EXERCISE PROMPT – The complete listing should be restated exactly.

RECORDS SHOWN –
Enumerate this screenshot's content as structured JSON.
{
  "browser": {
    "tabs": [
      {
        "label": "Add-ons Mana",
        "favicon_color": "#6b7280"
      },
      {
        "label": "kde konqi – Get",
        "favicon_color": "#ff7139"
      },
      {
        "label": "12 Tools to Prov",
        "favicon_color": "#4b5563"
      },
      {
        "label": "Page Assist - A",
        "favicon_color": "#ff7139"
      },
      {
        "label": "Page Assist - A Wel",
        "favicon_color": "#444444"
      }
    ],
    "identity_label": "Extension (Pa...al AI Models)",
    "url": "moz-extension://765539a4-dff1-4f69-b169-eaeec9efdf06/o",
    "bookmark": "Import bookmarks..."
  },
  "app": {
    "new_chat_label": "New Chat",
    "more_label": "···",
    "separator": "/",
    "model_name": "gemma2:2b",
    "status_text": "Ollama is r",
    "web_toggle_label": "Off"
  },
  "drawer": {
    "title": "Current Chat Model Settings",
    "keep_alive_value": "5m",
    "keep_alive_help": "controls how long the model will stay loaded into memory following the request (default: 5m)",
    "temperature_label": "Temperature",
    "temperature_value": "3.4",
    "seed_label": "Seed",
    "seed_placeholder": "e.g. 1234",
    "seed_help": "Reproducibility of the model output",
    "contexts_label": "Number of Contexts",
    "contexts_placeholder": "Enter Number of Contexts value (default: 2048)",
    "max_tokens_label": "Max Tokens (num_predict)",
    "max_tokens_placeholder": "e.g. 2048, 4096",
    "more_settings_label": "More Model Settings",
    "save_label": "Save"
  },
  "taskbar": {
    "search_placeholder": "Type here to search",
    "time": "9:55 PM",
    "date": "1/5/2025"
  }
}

CORRECT RESULT –
Enumerate this screenshot's content as structured JSON.
{
  "browser": {
    "tabs": [
      {
        "label": "Add-ons Mana",
        "favicon_color": "#6b7280"
      },
      {
        "label": "kde konqi – Get",
        "favicon_color": "#ff7139"
      },
      {
        "label": "12 Tools to Prov",
        "favicon_color": "#4b5563"
      },
      {
        "label": "Page Assist - A",
        "favicon_color": "#ff7139"
      },
      {
        "label": "Page Assist - A Wel",
        "favicon_color": "#444444"
      }
    ],
    "identity_label": "Extension (Pa...al AI Models)",
    "url": "moz-extension://765539a4-dff1-4f69-b169-eaeec9efdf06/o",
    "bookmark": "Import bookmarks..."
  },
  "app": {
    "new_chat_label": "New Chat",
    "more_label": "···",
    "separator": "/",
    "model_name": "gemma2:2b",
    "status_text": "Ollama is r",
    "web_toggle_label": "Off"
  },
  "drawer": {
    "title": "Current Chat Model Settings",
    "keep_alive_value": "5m",
    "keep_alive_help": "controls how long the model will stay loaded into memory following the request (default: 5m)",
    "temperature_label": "Temperature",
    "temperature_value": "3.4",
    "seed_label": "Seed",
    "seed_placeholder": "e.g. 1234",
    "seed_help": "Reproducibility of the model output",
    "contexts_label": "Number of Contexts",
    "contexts_placeholder": "Enter Number of Contexts value (default: 2048)",
    "max_tokens_label": "Max Tokens (num_predict)",
    "max_tokens_placeholder": "e.g. 2048, 4096",
    "more_settings_label": "More Model Settings",
    "save_label": "Save"
  },
  "taskbar": {
    "search_placeholder": "Type here to search",
    "time": "9:55 PM",
    "date": "1/5/2025"
  }
}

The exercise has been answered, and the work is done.